# start of LISTING
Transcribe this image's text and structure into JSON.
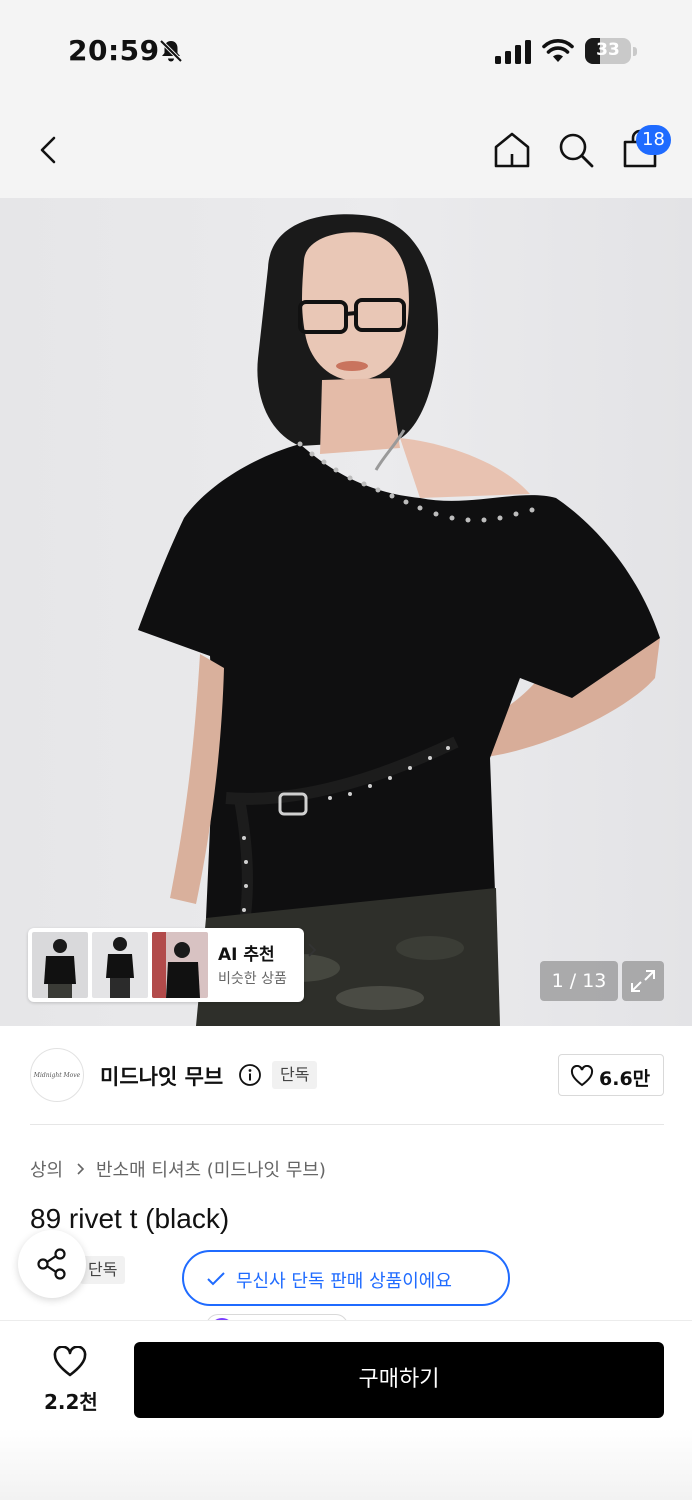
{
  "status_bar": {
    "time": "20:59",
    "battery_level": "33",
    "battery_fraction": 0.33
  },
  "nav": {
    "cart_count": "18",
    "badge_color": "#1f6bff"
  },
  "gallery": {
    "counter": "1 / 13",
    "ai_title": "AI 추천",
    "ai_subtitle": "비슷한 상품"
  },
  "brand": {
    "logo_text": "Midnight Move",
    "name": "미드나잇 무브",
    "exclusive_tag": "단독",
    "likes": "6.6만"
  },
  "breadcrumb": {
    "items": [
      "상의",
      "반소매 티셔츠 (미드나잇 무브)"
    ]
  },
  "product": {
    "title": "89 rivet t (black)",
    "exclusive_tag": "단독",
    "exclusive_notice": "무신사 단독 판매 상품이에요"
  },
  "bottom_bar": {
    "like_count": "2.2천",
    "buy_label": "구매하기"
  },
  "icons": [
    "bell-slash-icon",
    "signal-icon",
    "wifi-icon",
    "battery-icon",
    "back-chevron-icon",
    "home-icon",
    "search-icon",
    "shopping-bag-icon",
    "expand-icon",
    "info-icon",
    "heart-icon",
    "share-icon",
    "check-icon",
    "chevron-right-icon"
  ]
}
# end of LISTING
Write out the whole listing again, exactly, with no pictures.

▶ [RESPONSE BELOW]:
Transcribe this image's text and structure into JSON.
{
  "status_bar": {
    "time": "20:59",
    "battery_level": "33",
    "battery_fraction": 0.33
  },
  "nav": {
    "cart_count": "18",
    "badge_color": "#1f6bff"
  },
  "gallery": {
    "counter": "1 / 13",
    "ai_title": "AI 추천",
    "ai_subtitle": "비슷한 상품"
  },
  "brand": {
    "logo_text": "Midnight Move",
    "name": "미드나잇 무브",
    "exclusive_tag": "단독",
    "likes": "6.6만"
  },
  "breadcrumb": {
    "items": [
      "상의",
      "반소매 티셔츠 (미드나잇 무브)"
    ]
  },
  "product": {
    "title": "89 rivet t (black)",
    "exclusive_tag": "단독",
    "exclusive_notice": "무신사 단독 판매 상품이에요"
  },
  "bottom_bar": {
    "like_count": "2.2천",
    "buy_label": "구매하기"
  },
  "icons": [
    "bell-slash-icon",
    "signal-icon",
    "wifi-icon",
    "battery-icon",
    "back-chevron-icon",
    "home-icon",
    "search-icon",
    "shopping-bag-icon",
    "expand-icon",
    "info-icon",
    "heart-icon",
    "share-icon",
    "check-icon",
    "chevron-right-icon"
  ]
}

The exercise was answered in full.